Short task:
Return each line of the records with nothing changed, pictures excepted.

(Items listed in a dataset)
□ □ □ □

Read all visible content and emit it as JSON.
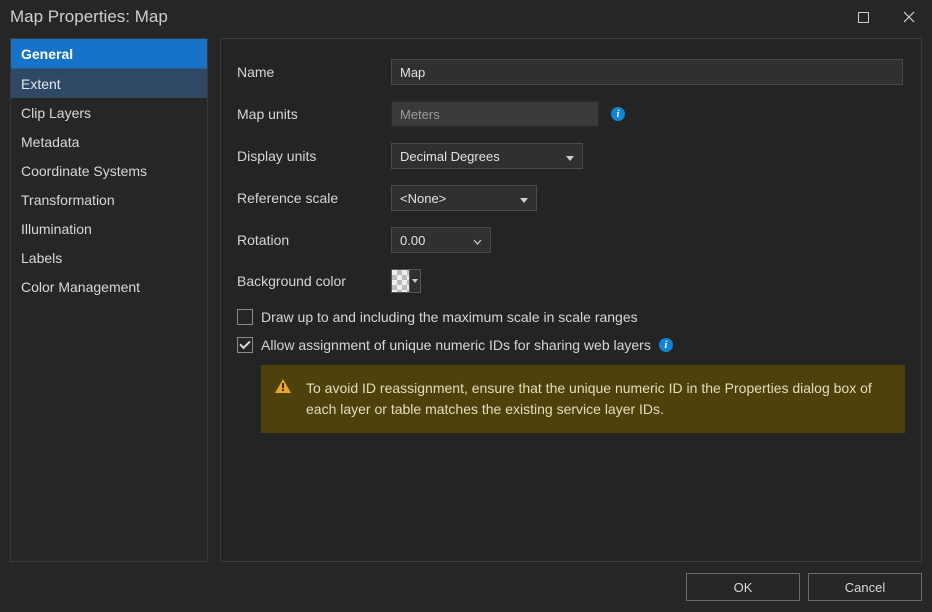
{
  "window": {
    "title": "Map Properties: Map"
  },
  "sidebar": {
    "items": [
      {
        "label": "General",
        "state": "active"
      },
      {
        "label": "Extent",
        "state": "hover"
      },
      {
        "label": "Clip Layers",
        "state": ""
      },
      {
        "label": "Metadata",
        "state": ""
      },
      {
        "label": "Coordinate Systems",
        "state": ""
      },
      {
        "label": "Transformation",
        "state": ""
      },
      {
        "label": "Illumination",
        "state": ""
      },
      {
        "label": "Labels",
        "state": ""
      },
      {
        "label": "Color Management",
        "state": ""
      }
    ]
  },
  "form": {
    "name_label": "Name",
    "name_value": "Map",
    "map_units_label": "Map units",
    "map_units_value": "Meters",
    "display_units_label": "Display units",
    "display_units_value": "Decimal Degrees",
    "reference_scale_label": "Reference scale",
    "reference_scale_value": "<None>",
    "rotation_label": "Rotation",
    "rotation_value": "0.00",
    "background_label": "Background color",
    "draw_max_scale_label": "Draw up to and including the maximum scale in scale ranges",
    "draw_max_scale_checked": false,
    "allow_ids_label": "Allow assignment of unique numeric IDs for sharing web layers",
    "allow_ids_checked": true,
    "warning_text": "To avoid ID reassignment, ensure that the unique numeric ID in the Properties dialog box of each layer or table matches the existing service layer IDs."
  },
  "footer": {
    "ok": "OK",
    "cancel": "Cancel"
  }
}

□ □ □ □

Response below:
Read all visible content and emit it as JSON.
{
  "window": {
    "title": "Map Properties: Map"
  },
  "sidebar": {
    "items": [
      {
        "label": "General",
        "state": "active"
      },
      {
        "label": "Extent",
        "state": "hover"
      },
      {
        "label": "Clip Layers",
        "state": ""
      },
      {
        "label": "Metadata",
        "state": ""
      },
      {
        "label": "Coordinate Systems",
        "state": ""
      },
      {
        "label": "Transformation",
        "state": ""
      },
      {
        "label": "Illumination",
        "state": ""
      },
      {
        "label": "Labels",
        "state": ""
      },
      {
        "label": "Color Management",
        "state": ""
      }
    ]
  },
  "form": {
    "name_label": "Name",
    "name_value": "Map",
    "map_units_label": "Map units",
    "map_units_value": "Meters",
    "display_units_label": "Display units",
    "display_units_value": "Decimal Degrees",
    "reference_scale_label": "Reference scale",
    "reference_scale_value": "<None>",
    "rotation_label": "Rotation",
    "rotation_value": "0.00",
    "background_label": "Background color",
    "draw_max_scale_label": "Draw up to and including the maximum scale in scale ranges",
    "draw_max_scale_checked": false,
    "allow_ids_label": "Allow assignment of unique numeric IDs for sharing web layers",
    "allow_ids_checked": true,
    "warning_text": "To avoid ID reassignment, ensure that the unique numeric ID in the Properties dialog box of each layer or table matches the existing service layer IDs."
  },
  "footer": {
    "ok": "OK",
    "cancel": "Cancel"
  }
}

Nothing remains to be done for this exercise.